## MATERIAL FOR THE TASK
______________________________
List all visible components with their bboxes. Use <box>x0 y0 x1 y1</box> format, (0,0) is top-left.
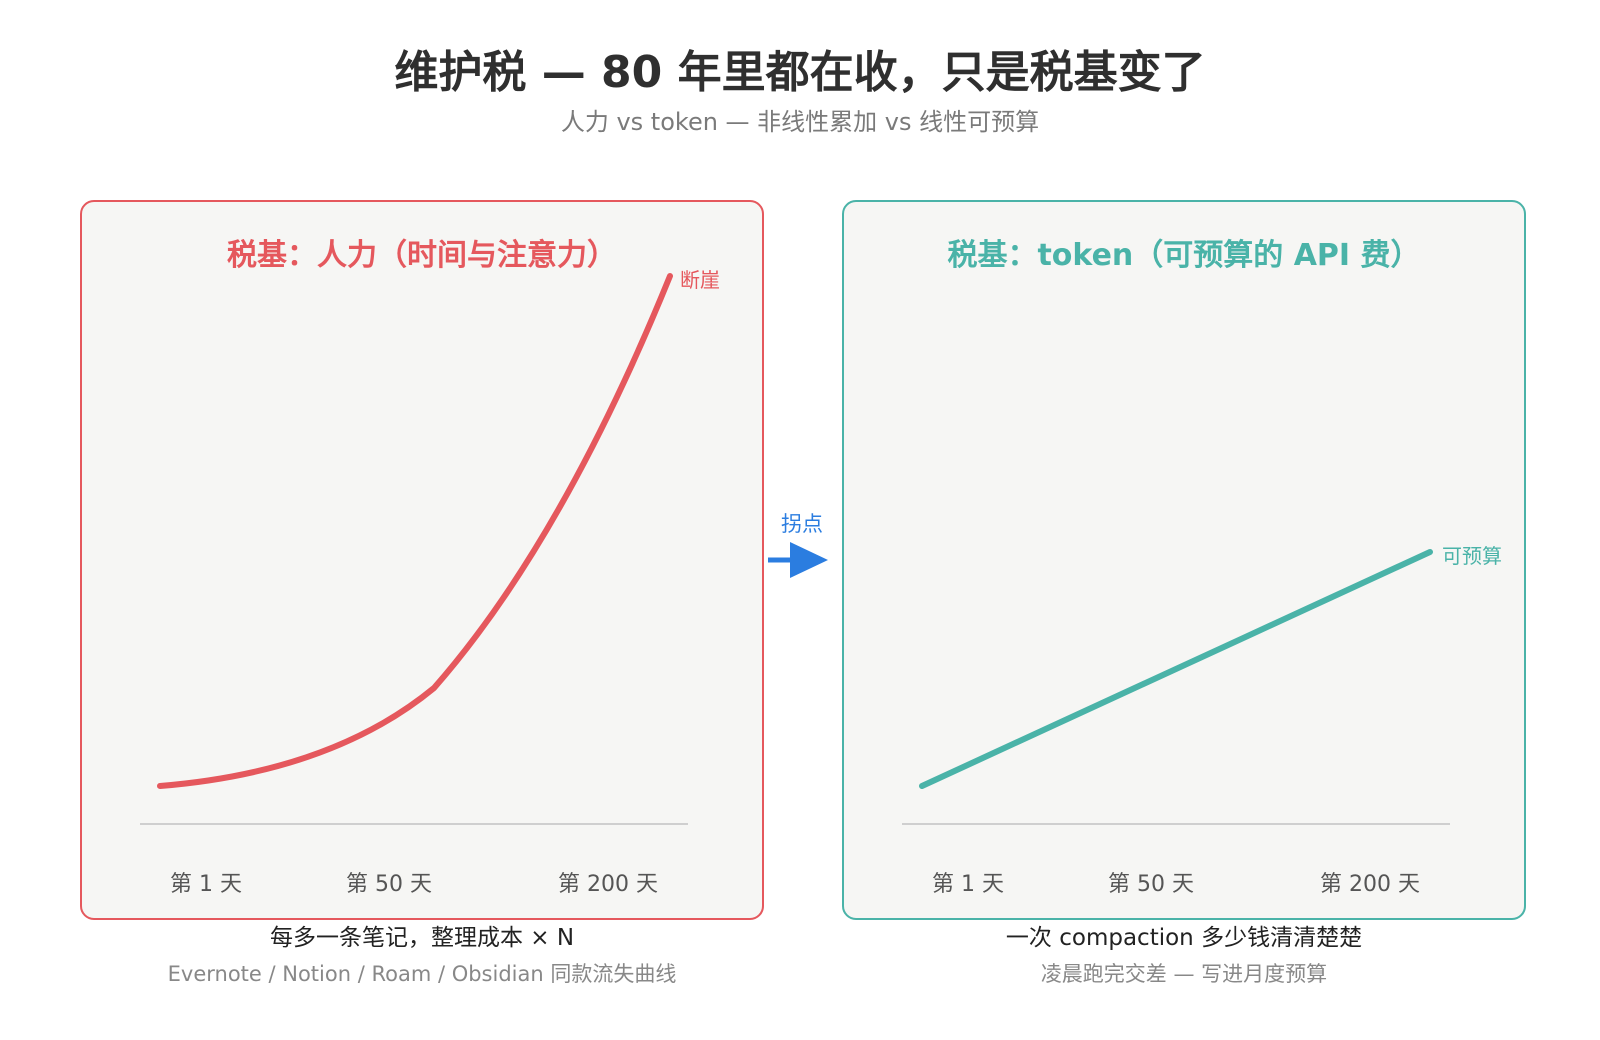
tick-day-200: 第 200 天 <box>558 872 658 897</box>
token-cost-panel: 税基：token（可预算的 API 费） 可预算 第 1 天 第 50 天 第 … <box>842 200 1526 920</box>
tick-day-1: 第 1 天 <box>170 872 242 897</box>
human-cost-caption: 每多一条笔记，整理成本 × N <box>269 925 575 951</box>
token-cost-caption: 一次 compaction 多少钱清清楚楚 <box>1005 925 1363 951</box>
token-cost-plot <box>902 549 1450 825</box>
token-cost-panel-title: 税基：token（可预算的 API 费） <box>947 238 1421 273</box>
tick-day-50: 第 50 天 <box>1108 872 1194 897</box>
page-subtitle: 人力 vs token — 非线性累加 vs 线性可预算 <box>560 108 1040 136</box>
page-title: 维护税 — 80 年里都在收，只是税基变了 <box>394 47 1206 98</box>
human-cost-panel: 税基：人力（时间与注意力） 断崖 第 1 天 第 50 天 第 200 天 <box>80 200 764 920</box>
tick-day-200: 第 200 天 <box>1320 872 1420 897</box>
pivot-arrow-icon <box>768 542 828 578</box>
cliff-label: 断崖 <box>680 268 720 292</box>
tick-day-1: 第 1 天 <box>932 872 1004 897</box>
tick-day-50: 第 50 天 <box>346 872 432 897</box>
pivot-label: 拐点 <box>781 512 823 536</box>
budgetable-label: 可预算 <box>1442 544 1502 568</box>
token-cost-caption-sub: 凌晨跑完交差 — 写进月度预算 <box>1040 962 1328 986</box>
human-cost-panel-title: 税基：人力（时间与注意力） <box>227 238 617 273</box>
token-cost-line <box>919 549 1433 789</box>
human-cost-caption-sub: Evernote / Notion / Roam / Obsidian 同款流失… <box>167 962 677 986</box>
human-cost-curve <box>157 273 673 789</box>
human-cost-plot <box>140 273 688 825</box>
______________________________
## PROBLEM
Rewrite the lines of the data as a numbered list with blank lines omitted, starting with the line containing "tick-day-200: 第 200 天 <box>558" and continuing through the line containing "page-title: 维护税 —".

## RESPONSE
1. tick-day-200: 第 200 天 <box>558 872 658 897</box>
2. token-cost-panel: 税基：token（可预算的 API 费） 可预算 第 1 天 第 50 天 第 … <box>842 200 1526 920</box>
3. tick-day-1: 第 1 天 <box>170 872 242 897</box>
4. human-cost-caption: 每多一条笔记，整理成本 × N <box>269 925 575 951</box>
5. token-cost-caption: 一次 compaction 多少钱清清楚楚 <box>1005 925 1363 951</box>
6. token-cost-plot <box>902 549 1450 825</box>
7. token-cost-panel-title: 税基：token（可预算的 API 费） <box>947 238 1421 273</box>
8. tick-day-50: 第 50 天 <box>1108 872 1194 897</box>
9. page-subtitle: 人力 vs token — 非线性累加 vs 线性可预算 <box>560 108 1040 136</box>
10. page-title: 维护税 — 80 年里都在收，只是税基变了 <box>394 47 1206 98</box>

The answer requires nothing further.